▶ EXERCISE OBJECTIVE:
Go through the entries below and retype them exactly, omitting each picture.

** start LISTED RECORDS **

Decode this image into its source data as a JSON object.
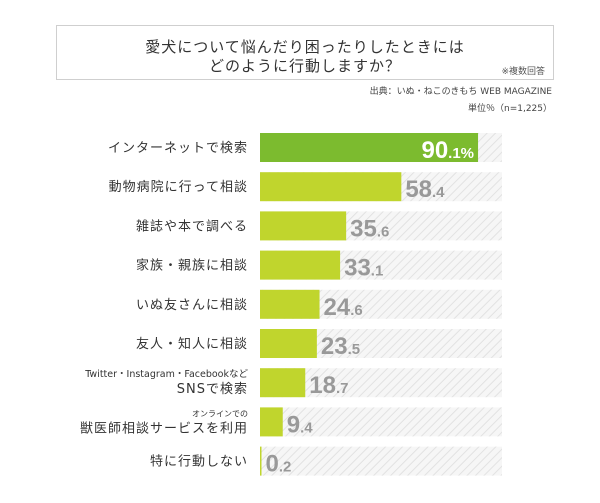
{
  "header": {
    "title_line1": "愛犬について悩んだり困ったりしたときには",
    "title_line2": "どのように行動しますか？",
    "note": "※複数回答",
    "source": "出典：いぬ・ねこのきもち WEB MAGAZINE",
    "unit": "単位％（n=1,225）"
  },
  "chart_data": {
    "type": "bar",
    "orientation": "horizontal",
    "xlim": [
      0,
      100
    ],
    "unit": "%",
    "title": "愛犬について悩んだり困ったりしたときにはどのように行動しますか？",
    "categories": [
      {
        "label": "インターネットで検索",
        "sub": ""
      },
      {
        "label": "動物病院に行って相談",
        "sub": ""
      },
      {
        "label": "雑誌や本で調べる",
        "sub": ""
      },
      {
        "label": "家族・親族に相談",
        "sub": ""
      },
      {
        "label": "いぬ友さんに相談",
        "sub": ""
      },
      {
        "label": "友人・知人に相談",
        "sub": ""
      },
      {
        "label": "SNSで検索",
        "sub": "Twitter・Instagram・Facebookなど"
      },
      {
        "label": "獣医師相談サービスを利用",
        "sub": "オンラインでの"
      },
      {
        "label": "特に行動しない",
        "sub": ""
      }
    ],
    "values": [
      90.1,
      58.4,
      35.6,
      33.1,
      24.6,
      23.5,
      18.7,
      9.4,
      0.2
    ],
    "colors": {
      "top": "#7cbb2f",
      "bar": "#c0d52d",
      "label": "#999999",
      "top_label": "#ffffff",
      "track": "#efefef"
    }
  }
}
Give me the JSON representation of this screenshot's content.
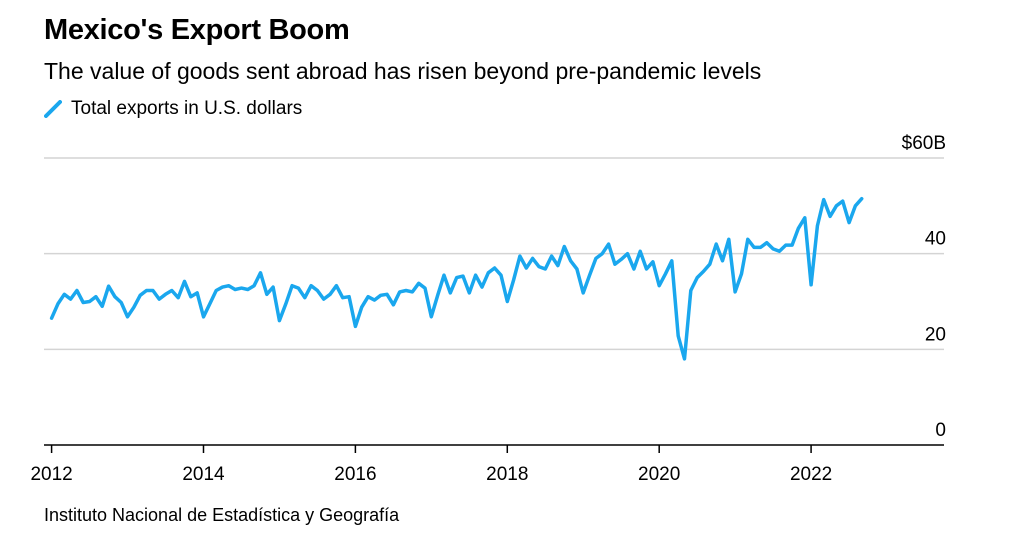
{
  "chart_data": {
    "type": "line",
    "title": "Mexico's Export Boom",
    "subtitle": "The value of goods sent abroad has risen beyond pre-pandemic levels",
    "source": "Instituto Nacional de Estadística y Geografía",
    "xlabel": "",
    "ylabel": "",
    "x_ticks": [
      "2012",
      "2014",
      "2016",
      "2018",
      "2020",
      "2022"
    ],
    "y_tick_values": [
      0,
      20,
      40,
      60
    ],
    "y_tick_labels": [
      "0",
      "20",
      "40",
      "$60B"
    ],
    "ylim": [
      0,
      60
    ],
    "xlim": [
      2011.9,
      2023.75
    ],
    "grid": true,
    "legend_position": "top-left",
    "series": [
      {
        "name": "Total exports in U.S. dollars",
        "color": "#1aa7ee",
        "x_start": 2012.0,
        "step": 0.0833333,
        "values": [
          26.5,
          29.5,
          31.5,
          30.5,
          32.3,
          29.8,
          30.0,
          31.0,
          29.0,
          33.2,
          31.0,
          29.8,
          26.8,
          28.8,
          31.3,
          32.3,
          32.3,
          30.5,
          31.5,
          32.3,
          30.8,
          34.2,
          31.0,
          31.8,
          26.8,
          29.5,
          32.3,
          33.0,
          33.3,
          32.5,
          32.8,
          32.5,
          33.3,
          36.0,
          31.5,
          33.0,
          26.0,
          29.5,
          33.3,
          32.8,
          30.8,
          33.3,
          32.3,
          30.5,
          31.5,
          33.3,
          30.8,
          31.0,
          24.8,
          28.8,
          31.0,
          30.3,
          31.3,
          31.5,
          29.3,
          32.0,
          32.3,
          32.0,
          33.8,
          32.8,
          26.8,
          31.3,
          35.5,
          31.8,
          35.0,
          35.3,
          31.8,
          35.5,
          33.0,
          36.0,
          37.0,
          35.5,
          30.0,
          34.5,
          39.5,
          37.0,
          39.0,
          37.3,
          36.8,
          39.5,
          37.5,
          41.5,
          38.5,
          36.8,
          31.8,
          35.5,
          39.0,
          40.0,
          42.0,
          37.8,
          38.8,
          40.0,
          36.8,
          40.5,
          36.8,
          38.3,
          33.3,
          35.8,
          38.5,
          22.8,
          18.0,
          32.3,
          35.0,
          36.3,
          37.8,
          42.0,
          38.5,
          43.0,
          32.0,
          35.8,
          43.0,
          41.3,
          41.3,
          42.3,
          41.0,
          40.5,
          41.8,
          41.8,
          45.3,
          47.5,
          33.5,
          45.8,
          51.3,
          47.8,
          50.0,
          51.0,
          46.5,
          50.0,
          51.5
        ]
      }
    ]
  },
  "legend": {
    "icon": "slash-line-icon",
    "label": "Total exports in U.S. dollars",
    "color": "#1aa7ee"
  },
  "colors": {
    "gridline": "#d4d4d4",
    "axis": "#000000",
    "text": "#000000",
    "background": "#ffffff"
  }
}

** end LISTED RECORDS **

▶ ANSWER TO THE TASK:
Decode this image into its source data as a JSON object.
{
  "header": {
    "title_line1": "愛犬について悩んだり困ったりしたときには",
    "title_line2": "どのように行動しますか？",
    "note": "※複数回答",
    "source": "出典：いぬ・ねこのきもち WEB MAGAZINE",
    "unit": "単位％（n=1,225）"
  },
  "chart_data": {
    "type": "bar",
    "orientation": "horizontal",
    "xlim": [
      0,
      100
    ],
    "unit": "%",
    "title": "愛犬について悩んだり困ったりしたときにはどのように行動しますか？",
    "categories": [
      {
        "label": "インターネットで検索",
        "sub": ""
      },
      {
        "label": "動物病院に行って相談",
        "sub": ""
      },
      {
        "label": "雑誌や本で調べる",
        "sub": ""
      },
      {
        "label": "家族・親族に相談",
        "sub": ""
      },
      {
        "label": "いぬ友さんに相談",
        "sub": ""
      },
      {
        "label": "友人・知人に相談",
        "sub": ""
      },
      {
        "label": "SNSで検索",
        "sub": "Twitter・Instagram・Facebookなど"
      },
      {
        "label": "獣医師相談サービスを利用",
        "sub": "オンラインでの"
      },
      {
        "label": "特に行動しない",
        "sub": ""
      }
    ],
    "values": [
      90.1,
      58.4,
      35.6,
      33.1,
      24.6,
      23.5,
      18.7,
      9.4,
      0.2
    ],
    "colors": {
      "top": "#7cbb2f",
      "bar": "#c0d52d",
      "label": "#999999",
      "top_label": "#ffffff",
      "track": "#efefef"
    }
  }
}
Give me the JSON representation of this screenshot's content.
{
  "chart_data": {
    "type": "line",
    "title": "Mexico's Export Boom",
    "subtitle": "The value of goods sent abroad has risen beyond pre-pandemic levels",
    "source": "Instituto Nacional de Estadística y Geografía",
    "xlabel": "",
    "ylabel": "",
    "x_ticks": [
      "2012",
      "2014",
      "2016",
      "2018",
      "2020",
      "2022"
    ],
    "y_tick_values": [
      0,
      20,
      40,
      60
    ],
    "y_tick_labels": [
      "0",
      "20",
      "40",
      "$60B"
    ],
    "ylim": [
      0,
      60
    ],
    "xlim": [
      2011.9,
      2023.75
    ],
    "grid": true,
    "legend_position": "top-left",
    "series": [
      {
        "name": "Total exports in U.S. dollars",
        "color": "#1aa7ee",
        "x_start": 2012.0,
        "step": 0.0833333,
        "values": [
          26.5,
          29.5,
          31.5,
          30.5,
          32.3,
          29.8,
          30.0,
          31.0,
          29.0,
          33.2,
          31.0,
          29.8,
          26.8,
          28.8,
          31.3,
          32.3,
          32.3,
          30.5,
          31.5,
          32.3,
          30.8,
          34.2,
          31.0,
          31.8,
          26.8,
          29.5,
          32.3,
          33.0,
          33.3,
          32.5,
          32.8,
          32.5,
          33.3,
          36.0,
          31.5,
          33.0,
          26.0,
          29.5,
          33.3,
          32.8,
          30.8,
          33.3,
          32.3,
          30.5,
          31.5,
          33.3,
          30.8,
          31.0,
          24.8,
          28.8,
          31.0,
          30.3,
          31.3,
          31.5,
          29.3,
          32.0,
          32.3,
          32.0,
          33.8,
          32.8,
          26.8,
          31.3,
          35.5,
          31.8,
          35.0,
          35.3,
          31.8,
          35.5,
          33.0,
          36.0,
          37.0,
          35.5,
          30.0,
          34.5,
          39.5,
          37.0,
          39.0,
          37.3,
          36.8,
          39.5,
          37.5,
          41.5,
          38.5,
          36.8,
          31.8,
          35.5,
          39.0,
          40.0,
          42.0,
          37.8,
          38.8,
          40.0,
          36.8,
          40.5,
          36.8,
          38.3,
          33.3,
          35.8,
          38.5,
          22.8,
          18.0,
          32.3,
          35.0,
          36.3,
          37.8,
          42.0,
          38.5,
          43.0,
          32.0,
          35.8,
          43.0,
          41.3,
          41.3,
          42.3,
          41.0,
          40.5,
          41.8,
          41.8,
          45.3,
          47.5,
          33.5,
          45.8,
          51.3,
          47.8,
          50.0,
          51.0,
          46.5,
          50.0,
          51.5
        ]
      }
    ]
  },
  "legend": {
    "icon": "slash-line-icon",
    "label": "Total exports in U.S. dollars",
    "color": "#1aa7ee"
  },
  "colors": {
    "gridline": "#d4d4d4",
    "axis": "#000000",
    "text": "#000000",
    "background": "#ffffff"
  }
}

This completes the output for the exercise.